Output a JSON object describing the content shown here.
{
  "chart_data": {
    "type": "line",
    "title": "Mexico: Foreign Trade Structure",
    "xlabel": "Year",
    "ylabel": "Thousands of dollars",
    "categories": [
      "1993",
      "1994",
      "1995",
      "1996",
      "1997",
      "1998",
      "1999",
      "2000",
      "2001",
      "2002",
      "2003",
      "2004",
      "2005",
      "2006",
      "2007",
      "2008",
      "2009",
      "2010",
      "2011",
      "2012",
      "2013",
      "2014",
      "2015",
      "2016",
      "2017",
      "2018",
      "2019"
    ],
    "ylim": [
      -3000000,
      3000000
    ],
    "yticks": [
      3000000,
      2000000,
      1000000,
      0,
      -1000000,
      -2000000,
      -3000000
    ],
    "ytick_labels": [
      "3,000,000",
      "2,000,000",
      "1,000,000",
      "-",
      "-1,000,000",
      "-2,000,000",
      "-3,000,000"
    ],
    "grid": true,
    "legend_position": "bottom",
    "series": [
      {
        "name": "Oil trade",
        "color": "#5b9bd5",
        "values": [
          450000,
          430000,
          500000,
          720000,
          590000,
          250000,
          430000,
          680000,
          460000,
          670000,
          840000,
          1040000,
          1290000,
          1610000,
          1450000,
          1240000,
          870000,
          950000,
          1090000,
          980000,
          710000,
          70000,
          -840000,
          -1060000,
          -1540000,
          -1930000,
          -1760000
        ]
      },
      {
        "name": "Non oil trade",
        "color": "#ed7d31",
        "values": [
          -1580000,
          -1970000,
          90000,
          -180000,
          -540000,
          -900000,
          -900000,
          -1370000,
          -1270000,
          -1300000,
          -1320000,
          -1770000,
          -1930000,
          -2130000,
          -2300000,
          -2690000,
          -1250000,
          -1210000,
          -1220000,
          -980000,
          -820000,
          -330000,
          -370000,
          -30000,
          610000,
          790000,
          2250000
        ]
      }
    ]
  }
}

- [TASK TO COMPLETE]: Write the material out exactly, with nothing left out.

- [SOLVED PROBLEM]:
Output a JSON object describing the content shown here.
{
  "chart_data": {
    "type": "line",
    "title": "Mexico: Foreign Trade Structure",
    "xlabel": "Year",
    "ylabel": "Thousands of dollars",
    "categories": [
      "1993",
      "1994",
      "1995",
      "1996",
      "1997",
      "1998",
      "1999",
      "2000",
      "2001",
      "2002",
      "2003",
      "2004",
      "2005",
      "2006",
      "2007",
      "2008",
      "2009",
      "2010",
      "2011",
      "2012",
      "2013",
      "2014",
      "2015",
      "2016",
      "2017",
      "2018",
      "2019"
    ],
    "ylim": [
      -3000000,
      3000000
    ],
    "yticks": [
      3000000,
      2000000,
      1000000,
      0,
      -1000000,
      -2000000,
      -3000000
    ],
    "ytick_labels": [
      "3,000,000",
      "2,000,000",
      "1,000,000",
      "-",
      "-1,000,000",
      "-2,000,000",
      "-3,000,000"
    ],
    "grid": true,
    "legend_position": "bottom",
    "series": [
      {
        "name": "Oil trade",
        "color": "#5b9bd5",
        "values": [
          450000,
          430000,
          500000,
          720000,
          590000,
          250000,
          430000,
          680000,
          460000,
          670000,
          840000,
          1040000,
          1290000,
          1610000,
          1450000,
          1240000,
          870000,
          950000,
          1090000,
          980000,
          710000,
          70000,
          -840000,
          -1060000,
          -1540000,
          -1930000,
          -1760000
        ]
      },
      {
        "name": "Non oil trade",
        "color": "#ed7d31",
        "values": [
          -1580000,
          -1970000,
          90000,
          -180000,
          -540000,
          -900000,
          -900000,
          -1370000,
          -1270000,
          -1300000,
          -1320000,
          -1770000,
          -1930000,
          -2130000,
          -2300000,
          -2690000,
          -1250000,
          -1210000,
          -1220000,
          -980000,
          -820000,
          -330000,
          -370000,
          -30000,
          610000,
          790000,
          2250000
        ]
      }
    ]
  }
}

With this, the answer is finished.